**What to produce**
In the material below, find every line with "this" and pull it out.
--- Start Entries provided ---
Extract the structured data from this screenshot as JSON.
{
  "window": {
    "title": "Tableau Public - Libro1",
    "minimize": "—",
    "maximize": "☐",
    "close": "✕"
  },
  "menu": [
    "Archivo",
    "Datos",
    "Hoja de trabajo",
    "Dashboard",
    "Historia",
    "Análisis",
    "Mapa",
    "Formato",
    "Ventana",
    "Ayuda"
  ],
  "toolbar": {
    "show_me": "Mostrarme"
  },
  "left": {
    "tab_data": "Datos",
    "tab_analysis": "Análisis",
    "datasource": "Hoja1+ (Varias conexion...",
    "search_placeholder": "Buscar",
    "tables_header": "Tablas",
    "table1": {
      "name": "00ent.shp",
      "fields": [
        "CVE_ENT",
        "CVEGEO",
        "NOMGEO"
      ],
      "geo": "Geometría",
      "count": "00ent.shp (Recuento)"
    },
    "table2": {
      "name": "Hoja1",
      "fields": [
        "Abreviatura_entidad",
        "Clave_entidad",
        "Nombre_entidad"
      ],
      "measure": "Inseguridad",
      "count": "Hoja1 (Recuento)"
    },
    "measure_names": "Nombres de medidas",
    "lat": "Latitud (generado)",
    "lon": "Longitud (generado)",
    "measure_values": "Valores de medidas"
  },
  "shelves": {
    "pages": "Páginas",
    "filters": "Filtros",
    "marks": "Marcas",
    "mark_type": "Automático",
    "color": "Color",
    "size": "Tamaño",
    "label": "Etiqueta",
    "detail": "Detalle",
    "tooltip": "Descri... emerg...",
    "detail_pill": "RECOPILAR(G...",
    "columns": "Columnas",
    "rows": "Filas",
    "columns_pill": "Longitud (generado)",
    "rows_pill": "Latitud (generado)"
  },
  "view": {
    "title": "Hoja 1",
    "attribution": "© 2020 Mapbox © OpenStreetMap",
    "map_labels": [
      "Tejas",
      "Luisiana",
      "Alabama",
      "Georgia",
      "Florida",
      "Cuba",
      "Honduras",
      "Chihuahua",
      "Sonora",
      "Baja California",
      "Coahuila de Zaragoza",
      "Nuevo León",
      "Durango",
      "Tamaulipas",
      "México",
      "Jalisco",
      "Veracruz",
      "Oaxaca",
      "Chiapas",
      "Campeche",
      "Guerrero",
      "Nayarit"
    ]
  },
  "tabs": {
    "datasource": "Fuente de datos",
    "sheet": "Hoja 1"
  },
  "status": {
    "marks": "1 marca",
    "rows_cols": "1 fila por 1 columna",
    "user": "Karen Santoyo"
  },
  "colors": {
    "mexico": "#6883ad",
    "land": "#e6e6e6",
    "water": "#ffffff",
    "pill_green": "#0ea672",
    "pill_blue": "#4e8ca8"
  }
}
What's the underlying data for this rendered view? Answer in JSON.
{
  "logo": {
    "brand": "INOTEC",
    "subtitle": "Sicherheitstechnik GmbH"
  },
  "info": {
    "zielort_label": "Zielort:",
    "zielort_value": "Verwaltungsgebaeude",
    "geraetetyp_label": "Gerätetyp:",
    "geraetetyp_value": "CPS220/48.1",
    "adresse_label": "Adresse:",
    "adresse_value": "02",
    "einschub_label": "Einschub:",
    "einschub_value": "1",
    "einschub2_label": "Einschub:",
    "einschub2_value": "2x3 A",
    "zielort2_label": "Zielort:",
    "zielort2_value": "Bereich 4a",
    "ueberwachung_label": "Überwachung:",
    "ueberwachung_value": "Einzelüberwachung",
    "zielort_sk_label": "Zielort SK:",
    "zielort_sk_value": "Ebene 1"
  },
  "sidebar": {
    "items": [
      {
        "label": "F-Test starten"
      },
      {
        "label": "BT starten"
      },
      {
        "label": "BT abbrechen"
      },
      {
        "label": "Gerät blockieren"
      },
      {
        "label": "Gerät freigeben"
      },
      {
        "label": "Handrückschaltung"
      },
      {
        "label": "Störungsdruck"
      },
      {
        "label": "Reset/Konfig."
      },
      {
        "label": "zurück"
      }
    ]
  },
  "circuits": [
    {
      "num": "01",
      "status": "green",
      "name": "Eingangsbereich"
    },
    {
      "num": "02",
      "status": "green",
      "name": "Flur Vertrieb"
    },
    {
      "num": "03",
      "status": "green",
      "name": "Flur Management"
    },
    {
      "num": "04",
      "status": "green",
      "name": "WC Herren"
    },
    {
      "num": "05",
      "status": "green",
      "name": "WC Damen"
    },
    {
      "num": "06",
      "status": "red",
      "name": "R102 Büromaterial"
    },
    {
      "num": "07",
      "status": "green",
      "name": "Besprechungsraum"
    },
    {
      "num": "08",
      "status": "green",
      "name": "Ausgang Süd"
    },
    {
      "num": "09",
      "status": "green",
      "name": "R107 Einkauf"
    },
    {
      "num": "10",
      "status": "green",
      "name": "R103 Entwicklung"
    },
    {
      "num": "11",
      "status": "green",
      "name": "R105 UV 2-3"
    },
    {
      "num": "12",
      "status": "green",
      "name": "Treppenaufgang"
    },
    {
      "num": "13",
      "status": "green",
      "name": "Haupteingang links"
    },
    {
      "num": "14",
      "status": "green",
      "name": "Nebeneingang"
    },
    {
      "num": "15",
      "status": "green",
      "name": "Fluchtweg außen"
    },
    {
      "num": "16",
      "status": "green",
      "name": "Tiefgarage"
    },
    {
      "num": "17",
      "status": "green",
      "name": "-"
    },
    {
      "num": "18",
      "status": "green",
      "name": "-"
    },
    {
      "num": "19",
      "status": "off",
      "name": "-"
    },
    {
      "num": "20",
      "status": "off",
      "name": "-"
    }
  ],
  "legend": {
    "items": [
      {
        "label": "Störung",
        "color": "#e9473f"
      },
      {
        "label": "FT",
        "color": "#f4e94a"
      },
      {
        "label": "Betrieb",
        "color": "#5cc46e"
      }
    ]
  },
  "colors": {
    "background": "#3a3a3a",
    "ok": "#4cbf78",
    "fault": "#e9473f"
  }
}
--- End Entries provided ---
**Response**
Extract the structured data from this screenshot as JSON.
What's the underlying data for this rendered view? Answer in JSON.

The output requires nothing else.